■ Written request:
Copy each line with the word "Million" in it.

■ Dataset rows:

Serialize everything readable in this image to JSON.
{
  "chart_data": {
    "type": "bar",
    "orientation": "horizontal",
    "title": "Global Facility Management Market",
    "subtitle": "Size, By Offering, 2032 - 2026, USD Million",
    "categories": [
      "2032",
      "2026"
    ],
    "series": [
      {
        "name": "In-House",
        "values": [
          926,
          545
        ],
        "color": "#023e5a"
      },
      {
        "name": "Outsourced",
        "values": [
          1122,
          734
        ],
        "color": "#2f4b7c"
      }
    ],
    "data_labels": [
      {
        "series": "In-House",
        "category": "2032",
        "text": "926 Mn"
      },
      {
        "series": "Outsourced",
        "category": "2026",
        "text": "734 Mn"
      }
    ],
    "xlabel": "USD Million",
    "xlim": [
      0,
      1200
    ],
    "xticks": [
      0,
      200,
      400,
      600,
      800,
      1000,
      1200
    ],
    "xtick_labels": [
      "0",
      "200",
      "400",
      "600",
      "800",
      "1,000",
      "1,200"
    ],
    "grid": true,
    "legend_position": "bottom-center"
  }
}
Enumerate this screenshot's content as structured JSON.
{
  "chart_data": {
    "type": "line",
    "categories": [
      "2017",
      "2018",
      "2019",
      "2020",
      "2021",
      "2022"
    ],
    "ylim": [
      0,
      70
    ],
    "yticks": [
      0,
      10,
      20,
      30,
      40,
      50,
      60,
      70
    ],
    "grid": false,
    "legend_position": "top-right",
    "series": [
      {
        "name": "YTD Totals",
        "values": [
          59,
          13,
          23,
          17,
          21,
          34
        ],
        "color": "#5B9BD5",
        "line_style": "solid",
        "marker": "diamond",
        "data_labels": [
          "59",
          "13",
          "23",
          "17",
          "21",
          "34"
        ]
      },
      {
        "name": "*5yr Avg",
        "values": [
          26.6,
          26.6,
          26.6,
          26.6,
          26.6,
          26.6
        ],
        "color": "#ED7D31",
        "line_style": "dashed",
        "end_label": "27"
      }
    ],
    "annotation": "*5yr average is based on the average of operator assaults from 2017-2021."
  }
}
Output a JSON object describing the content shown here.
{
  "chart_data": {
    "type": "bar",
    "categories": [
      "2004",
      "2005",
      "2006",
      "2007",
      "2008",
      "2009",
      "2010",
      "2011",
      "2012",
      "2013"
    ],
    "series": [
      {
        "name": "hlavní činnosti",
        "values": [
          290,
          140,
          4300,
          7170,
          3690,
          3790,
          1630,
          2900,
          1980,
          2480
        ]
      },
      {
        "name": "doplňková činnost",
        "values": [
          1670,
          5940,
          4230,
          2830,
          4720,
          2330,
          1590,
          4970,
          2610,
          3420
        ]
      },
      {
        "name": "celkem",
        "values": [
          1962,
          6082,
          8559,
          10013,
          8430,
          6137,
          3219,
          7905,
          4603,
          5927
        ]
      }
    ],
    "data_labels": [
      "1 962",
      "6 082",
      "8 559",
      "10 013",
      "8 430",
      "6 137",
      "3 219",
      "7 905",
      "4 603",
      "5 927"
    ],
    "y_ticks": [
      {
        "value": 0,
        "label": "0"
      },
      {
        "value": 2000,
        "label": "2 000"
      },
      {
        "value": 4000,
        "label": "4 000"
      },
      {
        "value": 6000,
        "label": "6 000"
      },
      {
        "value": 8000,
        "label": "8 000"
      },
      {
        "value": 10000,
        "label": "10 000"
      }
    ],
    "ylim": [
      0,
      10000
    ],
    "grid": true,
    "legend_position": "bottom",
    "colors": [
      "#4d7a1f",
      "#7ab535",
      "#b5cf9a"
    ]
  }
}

■ In response:
    "subtitle": "Size, By Offering, 2032 - 2026, USD Million",
    "xlabel": "USD Million",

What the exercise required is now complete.